[start]

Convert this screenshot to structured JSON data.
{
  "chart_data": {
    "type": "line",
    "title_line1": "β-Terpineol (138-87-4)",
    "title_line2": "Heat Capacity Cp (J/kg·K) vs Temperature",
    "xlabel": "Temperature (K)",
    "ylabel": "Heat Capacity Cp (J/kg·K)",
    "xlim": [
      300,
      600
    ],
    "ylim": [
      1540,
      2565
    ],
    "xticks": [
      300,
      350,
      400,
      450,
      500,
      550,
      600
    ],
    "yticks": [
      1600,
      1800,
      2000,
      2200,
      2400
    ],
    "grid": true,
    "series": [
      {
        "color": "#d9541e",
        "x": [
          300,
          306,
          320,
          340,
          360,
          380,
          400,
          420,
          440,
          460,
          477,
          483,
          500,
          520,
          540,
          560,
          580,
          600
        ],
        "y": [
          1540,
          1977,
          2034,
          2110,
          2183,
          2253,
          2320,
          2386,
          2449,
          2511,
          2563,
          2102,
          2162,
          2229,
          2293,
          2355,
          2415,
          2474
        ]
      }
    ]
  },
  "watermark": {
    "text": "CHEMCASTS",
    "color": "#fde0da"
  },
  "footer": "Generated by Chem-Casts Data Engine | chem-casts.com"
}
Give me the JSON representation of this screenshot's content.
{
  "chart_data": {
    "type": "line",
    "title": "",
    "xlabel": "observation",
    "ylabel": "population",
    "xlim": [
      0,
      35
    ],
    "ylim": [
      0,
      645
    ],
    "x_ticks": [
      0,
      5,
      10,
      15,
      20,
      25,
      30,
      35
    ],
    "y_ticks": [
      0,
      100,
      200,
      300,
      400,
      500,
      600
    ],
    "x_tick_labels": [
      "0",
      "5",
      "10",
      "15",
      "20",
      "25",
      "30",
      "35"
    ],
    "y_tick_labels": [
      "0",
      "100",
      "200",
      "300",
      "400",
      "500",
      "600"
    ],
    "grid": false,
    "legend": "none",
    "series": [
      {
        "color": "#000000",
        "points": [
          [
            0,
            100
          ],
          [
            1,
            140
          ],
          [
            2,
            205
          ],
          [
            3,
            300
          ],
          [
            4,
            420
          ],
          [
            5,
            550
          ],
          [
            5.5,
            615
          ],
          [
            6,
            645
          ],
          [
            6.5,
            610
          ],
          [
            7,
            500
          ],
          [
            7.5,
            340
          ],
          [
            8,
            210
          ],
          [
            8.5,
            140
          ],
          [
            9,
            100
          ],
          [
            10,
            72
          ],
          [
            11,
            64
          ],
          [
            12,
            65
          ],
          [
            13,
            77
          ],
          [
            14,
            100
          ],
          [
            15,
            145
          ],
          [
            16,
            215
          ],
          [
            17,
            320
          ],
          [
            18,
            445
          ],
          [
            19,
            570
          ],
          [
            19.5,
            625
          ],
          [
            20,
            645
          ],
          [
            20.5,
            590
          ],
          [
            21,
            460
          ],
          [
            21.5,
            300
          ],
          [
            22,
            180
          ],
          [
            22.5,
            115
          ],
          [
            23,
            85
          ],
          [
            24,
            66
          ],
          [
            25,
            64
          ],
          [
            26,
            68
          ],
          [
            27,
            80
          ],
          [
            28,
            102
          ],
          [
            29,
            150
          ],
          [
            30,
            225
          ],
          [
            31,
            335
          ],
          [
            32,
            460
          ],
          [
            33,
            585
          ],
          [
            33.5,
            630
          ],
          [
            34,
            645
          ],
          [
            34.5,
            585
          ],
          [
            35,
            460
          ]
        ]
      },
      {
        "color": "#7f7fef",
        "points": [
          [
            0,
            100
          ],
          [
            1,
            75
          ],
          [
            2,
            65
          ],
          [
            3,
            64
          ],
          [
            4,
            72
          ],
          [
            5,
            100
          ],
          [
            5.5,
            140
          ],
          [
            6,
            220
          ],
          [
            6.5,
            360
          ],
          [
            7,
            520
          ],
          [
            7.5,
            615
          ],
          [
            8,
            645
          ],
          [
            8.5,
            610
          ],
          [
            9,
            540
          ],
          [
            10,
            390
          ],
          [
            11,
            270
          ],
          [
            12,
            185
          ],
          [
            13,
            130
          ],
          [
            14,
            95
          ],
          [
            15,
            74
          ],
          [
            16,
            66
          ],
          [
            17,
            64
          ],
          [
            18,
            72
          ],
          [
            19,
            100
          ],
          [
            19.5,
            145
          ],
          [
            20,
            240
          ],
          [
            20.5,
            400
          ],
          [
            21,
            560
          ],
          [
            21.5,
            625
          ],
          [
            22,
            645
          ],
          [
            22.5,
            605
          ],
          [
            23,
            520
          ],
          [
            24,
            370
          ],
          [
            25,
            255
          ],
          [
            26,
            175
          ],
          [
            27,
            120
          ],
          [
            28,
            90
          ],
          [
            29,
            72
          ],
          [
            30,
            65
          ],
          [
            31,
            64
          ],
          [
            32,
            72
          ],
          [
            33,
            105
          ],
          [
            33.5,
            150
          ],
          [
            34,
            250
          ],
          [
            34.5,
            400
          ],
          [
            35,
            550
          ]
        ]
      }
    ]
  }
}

[end]

## Required work
The word "JSON" may appear on some lines of these records; state how many such lines there are, and nothing else.

## Response
2